**Actions to take:**
(1) Translate this sentence from the Output Hub description below into Spanish: "Output Hub aims to provide a cohesive framework for managing LLM outputs to facilitate their refinement and development by humans."
(2) Summarize the Output Hub description below in two sentences.
(3) Reproduce the passage of the Output Hub description below that begins with the words "V2: LLM API" and stops after the words "robust output storage.".

### Text section ###

Advanced / Strech Goal: LLM API integration

V2: LLM API is integrated into system (e.g. OpenAI API or Anthropic API).

Under this model:

  • The user engineers a prompt in the output management system (OMS)
  • When ready, the prompt is committed to the production prompt library
  • When required, prompt is executed against an LLM via an API integration
  • Prompt output is collected from the API and saved back into the OMS
  • Output can now be managed and advanced through internal workflow(s) like quality assurance, editing, and enhancement

Formal Description

A knowledge management tool optimised for the storage and retrieval of the outputs of large language models (LLMs) including GPTs - intended for both professional users of LLMs and individual users generating at scale and requiring robust output storage.

Output Hub aims to provide a cohesive framework for managing LLM outputs to facilitate their refinement and development by humans. It is designed to ensure that useful textual LLM generations are retained, well-indexed, and accessible - in much the same way that traditional knowledge management tools have sought to manage knowledge.

In addition to that, and in recognition of how LLM usage works, Output Hub (working name) also provides modules for recording prompts (ie, a prompt library) and for storing the configuration of custom LLM agents.

### Data section ###

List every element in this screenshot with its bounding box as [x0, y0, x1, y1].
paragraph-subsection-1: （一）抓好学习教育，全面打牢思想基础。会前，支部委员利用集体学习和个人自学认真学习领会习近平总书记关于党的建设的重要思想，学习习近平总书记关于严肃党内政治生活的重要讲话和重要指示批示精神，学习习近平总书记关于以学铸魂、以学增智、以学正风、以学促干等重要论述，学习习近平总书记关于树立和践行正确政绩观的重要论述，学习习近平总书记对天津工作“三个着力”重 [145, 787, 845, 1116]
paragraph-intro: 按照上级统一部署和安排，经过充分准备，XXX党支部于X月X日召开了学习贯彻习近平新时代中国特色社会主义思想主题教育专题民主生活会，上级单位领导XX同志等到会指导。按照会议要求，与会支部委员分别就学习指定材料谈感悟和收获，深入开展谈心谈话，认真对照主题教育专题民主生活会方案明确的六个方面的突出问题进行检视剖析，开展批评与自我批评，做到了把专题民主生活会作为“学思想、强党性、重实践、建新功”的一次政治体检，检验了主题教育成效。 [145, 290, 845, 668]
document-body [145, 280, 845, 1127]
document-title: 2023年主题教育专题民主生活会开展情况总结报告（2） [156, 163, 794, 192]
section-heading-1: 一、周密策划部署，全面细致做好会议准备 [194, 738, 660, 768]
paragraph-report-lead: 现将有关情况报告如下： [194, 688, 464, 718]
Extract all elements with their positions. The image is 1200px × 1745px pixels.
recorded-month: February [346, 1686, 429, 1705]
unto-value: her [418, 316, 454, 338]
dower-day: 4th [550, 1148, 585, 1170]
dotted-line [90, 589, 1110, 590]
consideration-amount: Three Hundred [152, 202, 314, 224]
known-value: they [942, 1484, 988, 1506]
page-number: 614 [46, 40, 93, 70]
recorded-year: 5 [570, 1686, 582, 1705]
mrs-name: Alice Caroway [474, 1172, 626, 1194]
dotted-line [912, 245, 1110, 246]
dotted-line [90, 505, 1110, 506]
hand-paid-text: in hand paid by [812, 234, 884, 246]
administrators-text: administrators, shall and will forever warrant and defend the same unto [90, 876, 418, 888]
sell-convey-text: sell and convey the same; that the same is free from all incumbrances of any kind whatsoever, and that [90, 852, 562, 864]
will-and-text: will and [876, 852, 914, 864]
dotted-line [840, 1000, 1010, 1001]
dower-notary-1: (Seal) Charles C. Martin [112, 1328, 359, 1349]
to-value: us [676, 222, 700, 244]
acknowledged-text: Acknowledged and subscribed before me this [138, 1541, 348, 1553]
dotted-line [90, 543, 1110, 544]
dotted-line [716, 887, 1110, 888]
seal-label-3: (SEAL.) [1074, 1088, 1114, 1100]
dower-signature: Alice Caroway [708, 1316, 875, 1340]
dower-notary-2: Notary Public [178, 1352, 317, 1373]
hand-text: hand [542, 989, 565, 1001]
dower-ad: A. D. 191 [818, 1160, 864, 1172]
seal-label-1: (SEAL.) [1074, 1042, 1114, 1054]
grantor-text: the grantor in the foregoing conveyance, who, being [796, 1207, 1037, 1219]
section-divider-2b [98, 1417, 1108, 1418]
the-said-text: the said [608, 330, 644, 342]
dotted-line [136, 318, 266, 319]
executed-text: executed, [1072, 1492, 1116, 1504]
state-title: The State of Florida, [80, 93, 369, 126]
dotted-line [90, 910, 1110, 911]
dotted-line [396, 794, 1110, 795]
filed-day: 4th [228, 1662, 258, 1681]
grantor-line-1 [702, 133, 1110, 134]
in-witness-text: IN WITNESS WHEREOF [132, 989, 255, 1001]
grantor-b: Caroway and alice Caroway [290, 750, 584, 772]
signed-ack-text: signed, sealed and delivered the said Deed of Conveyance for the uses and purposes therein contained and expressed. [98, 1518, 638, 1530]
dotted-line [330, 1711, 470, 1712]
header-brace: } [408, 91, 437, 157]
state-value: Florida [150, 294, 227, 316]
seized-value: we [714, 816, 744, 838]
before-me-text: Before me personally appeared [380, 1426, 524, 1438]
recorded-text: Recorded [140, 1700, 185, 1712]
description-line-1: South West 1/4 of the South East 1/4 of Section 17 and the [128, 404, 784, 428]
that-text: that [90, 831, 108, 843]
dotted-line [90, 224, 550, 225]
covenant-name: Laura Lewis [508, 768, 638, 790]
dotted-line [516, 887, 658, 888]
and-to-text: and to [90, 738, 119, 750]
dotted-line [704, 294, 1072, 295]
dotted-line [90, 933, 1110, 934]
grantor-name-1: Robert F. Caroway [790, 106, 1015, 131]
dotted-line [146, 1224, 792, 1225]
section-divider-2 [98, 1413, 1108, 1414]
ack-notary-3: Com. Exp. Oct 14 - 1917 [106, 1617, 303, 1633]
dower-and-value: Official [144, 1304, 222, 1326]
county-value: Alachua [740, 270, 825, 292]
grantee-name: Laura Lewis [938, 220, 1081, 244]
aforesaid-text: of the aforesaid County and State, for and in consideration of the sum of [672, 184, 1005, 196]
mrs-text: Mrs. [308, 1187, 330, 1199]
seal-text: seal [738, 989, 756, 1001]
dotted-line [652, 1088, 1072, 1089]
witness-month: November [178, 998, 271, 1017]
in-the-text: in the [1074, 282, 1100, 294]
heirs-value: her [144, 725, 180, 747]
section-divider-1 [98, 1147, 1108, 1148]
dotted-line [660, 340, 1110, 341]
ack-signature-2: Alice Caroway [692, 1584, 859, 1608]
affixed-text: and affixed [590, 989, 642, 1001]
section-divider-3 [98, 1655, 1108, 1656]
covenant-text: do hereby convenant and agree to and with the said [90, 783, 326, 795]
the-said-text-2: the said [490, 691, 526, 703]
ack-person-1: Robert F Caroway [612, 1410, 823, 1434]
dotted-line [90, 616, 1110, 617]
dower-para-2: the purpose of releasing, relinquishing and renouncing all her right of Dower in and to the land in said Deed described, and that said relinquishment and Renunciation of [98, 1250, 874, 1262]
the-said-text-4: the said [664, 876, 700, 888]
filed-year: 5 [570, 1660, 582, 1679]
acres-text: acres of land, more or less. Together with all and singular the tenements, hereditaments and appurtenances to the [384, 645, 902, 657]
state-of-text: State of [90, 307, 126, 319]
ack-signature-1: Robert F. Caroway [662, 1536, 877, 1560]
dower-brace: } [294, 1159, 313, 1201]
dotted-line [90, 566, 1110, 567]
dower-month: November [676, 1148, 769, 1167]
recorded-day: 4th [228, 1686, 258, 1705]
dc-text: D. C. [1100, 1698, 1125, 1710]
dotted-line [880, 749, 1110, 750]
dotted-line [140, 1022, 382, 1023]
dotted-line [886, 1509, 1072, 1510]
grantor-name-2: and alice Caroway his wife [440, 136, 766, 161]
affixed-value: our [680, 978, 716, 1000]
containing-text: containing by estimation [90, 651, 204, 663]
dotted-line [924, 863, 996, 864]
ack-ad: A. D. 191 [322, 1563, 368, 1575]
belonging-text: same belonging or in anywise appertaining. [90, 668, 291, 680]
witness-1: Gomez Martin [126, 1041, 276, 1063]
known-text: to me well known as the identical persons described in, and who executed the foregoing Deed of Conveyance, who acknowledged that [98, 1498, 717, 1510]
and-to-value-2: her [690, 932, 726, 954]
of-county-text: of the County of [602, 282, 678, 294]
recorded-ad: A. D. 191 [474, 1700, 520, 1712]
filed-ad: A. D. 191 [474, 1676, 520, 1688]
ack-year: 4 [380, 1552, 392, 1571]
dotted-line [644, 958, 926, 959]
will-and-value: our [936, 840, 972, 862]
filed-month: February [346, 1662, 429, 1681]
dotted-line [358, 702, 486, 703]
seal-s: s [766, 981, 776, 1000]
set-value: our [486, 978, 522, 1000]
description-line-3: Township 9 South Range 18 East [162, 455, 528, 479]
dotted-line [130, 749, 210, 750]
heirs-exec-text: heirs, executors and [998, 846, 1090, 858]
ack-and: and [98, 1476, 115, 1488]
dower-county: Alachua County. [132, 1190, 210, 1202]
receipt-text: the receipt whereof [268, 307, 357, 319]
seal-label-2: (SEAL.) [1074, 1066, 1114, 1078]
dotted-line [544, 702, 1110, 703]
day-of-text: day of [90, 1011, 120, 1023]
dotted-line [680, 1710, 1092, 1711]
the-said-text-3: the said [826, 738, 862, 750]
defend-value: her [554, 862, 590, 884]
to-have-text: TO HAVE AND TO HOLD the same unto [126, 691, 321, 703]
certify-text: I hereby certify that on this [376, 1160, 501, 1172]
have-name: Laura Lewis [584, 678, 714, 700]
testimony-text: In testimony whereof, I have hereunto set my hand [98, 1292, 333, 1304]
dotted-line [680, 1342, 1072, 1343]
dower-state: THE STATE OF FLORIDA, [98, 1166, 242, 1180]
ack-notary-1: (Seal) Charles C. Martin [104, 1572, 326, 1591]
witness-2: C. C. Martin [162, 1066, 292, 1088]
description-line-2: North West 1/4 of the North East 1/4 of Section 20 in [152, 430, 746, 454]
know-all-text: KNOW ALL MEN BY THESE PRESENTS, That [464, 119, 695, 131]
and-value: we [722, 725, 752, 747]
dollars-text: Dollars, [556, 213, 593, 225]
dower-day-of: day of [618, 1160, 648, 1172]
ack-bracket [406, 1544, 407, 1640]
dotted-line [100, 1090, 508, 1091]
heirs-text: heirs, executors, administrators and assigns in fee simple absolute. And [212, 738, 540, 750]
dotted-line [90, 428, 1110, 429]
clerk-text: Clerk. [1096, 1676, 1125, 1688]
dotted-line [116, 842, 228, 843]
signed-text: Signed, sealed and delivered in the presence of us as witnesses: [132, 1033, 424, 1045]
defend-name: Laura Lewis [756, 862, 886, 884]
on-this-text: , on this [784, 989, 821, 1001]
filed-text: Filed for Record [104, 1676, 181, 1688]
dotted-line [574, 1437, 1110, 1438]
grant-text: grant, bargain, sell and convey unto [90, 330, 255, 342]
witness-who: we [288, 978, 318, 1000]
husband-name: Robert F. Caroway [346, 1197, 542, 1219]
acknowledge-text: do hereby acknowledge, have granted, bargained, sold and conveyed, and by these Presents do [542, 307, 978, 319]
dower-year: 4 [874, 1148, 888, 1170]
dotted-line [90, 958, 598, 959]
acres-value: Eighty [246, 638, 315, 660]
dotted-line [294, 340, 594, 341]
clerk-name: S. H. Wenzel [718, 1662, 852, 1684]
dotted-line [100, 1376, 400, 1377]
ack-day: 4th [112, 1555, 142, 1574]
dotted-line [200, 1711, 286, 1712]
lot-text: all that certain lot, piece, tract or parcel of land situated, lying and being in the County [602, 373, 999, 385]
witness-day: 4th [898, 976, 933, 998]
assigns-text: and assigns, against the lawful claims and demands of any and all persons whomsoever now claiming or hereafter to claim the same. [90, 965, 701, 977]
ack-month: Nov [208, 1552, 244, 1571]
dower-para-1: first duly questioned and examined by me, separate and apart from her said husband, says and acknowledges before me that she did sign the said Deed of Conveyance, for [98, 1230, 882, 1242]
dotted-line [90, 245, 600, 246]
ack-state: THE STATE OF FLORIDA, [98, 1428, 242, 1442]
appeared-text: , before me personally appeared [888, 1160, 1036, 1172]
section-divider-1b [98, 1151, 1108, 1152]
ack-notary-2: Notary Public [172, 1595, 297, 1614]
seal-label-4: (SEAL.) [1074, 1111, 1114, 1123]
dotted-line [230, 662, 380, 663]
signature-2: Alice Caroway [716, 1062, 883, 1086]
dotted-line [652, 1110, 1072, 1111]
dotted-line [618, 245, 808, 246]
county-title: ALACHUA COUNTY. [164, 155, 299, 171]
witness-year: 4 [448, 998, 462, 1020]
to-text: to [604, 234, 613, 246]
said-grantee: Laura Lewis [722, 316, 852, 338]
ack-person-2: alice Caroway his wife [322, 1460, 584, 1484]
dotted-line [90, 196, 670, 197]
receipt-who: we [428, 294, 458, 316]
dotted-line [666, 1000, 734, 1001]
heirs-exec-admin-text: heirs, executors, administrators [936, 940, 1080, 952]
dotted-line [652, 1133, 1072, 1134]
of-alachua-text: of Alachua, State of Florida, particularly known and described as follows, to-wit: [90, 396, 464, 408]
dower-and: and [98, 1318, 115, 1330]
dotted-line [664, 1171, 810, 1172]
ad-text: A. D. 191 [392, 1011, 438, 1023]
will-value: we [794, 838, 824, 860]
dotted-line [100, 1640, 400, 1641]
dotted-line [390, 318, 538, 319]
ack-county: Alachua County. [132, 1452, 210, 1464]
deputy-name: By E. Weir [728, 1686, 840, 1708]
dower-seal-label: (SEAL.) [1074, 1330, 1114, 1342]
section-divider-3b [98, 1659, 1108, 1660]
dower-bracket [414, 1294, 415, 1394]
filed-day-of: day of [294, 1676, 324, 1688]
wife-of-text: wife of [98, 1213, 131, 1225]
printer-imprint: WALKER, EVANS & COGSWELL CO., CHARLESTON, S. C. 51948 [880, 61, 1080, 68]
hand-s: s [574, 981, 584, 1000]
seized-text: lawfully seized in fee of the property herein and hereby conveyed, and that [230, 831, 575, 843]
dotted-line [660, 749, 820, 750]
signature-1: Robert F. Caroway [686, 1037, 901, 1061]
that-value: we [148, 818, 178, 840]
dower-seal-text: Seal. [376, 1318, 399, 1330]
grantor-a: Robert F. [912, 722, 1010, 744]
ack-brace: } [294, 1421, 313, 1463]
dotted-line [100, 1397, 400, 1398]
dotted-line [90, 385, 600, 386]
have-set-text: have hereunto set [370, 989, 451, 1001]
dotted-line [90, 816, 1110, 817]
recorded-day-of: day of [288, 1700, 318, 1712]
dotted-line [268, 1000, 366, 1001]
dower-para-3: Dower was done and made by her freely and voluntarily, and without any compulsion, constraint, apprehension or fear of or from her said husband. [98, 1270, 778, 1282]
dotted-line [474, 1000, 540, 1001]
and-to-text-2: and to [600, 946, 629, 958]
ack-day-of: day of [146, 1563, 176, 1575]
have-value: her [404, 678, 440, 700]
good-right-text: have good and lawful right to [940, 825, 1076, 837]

###

**Results for the exercise:**
(1) Output Hub tiene como objetivo proporcionar un marco cohesivo para gestionar los resultados de los LLM con el fin de facilitar su perfeccionamiento y desarrollo por parte de personas.

(2) Output Hub is a knowledge management tool for storing and retrieving LLM outputs, aimed at professional users and individuals generating at scale, and it also provides modules for a prompt library and for storing custom LLM agent configurations. In a stretch-goal version with an integrated LLM API, prompts committed to a production library are executed through the API, and their outputs are saved back into the system for workflows such as quality assurance, editing, and enhancement.

(3)
V2: LLM API is integrated into system (e.g. OpenAI API or Anthropic API).

Under this model:

  • The user engineers a prompt in the output management system (OMS)
  • When ready, the prompt is committed to the production prompt library
  • When required, prompt is executed against an LLM via an API integration
  • Prompt output is collected from the API and saved back into the OMS
  • Output can now be managed and advanced through internal workflow(s) like quality assurance, editing, and enhancement

Formal Description

A knowledge management tool optimised for the storage and retrieval of the outputs of large language models (LLMs) including GPTs - intended for both professional users of LLMs and individual users generating at scale and requiring robust output storage.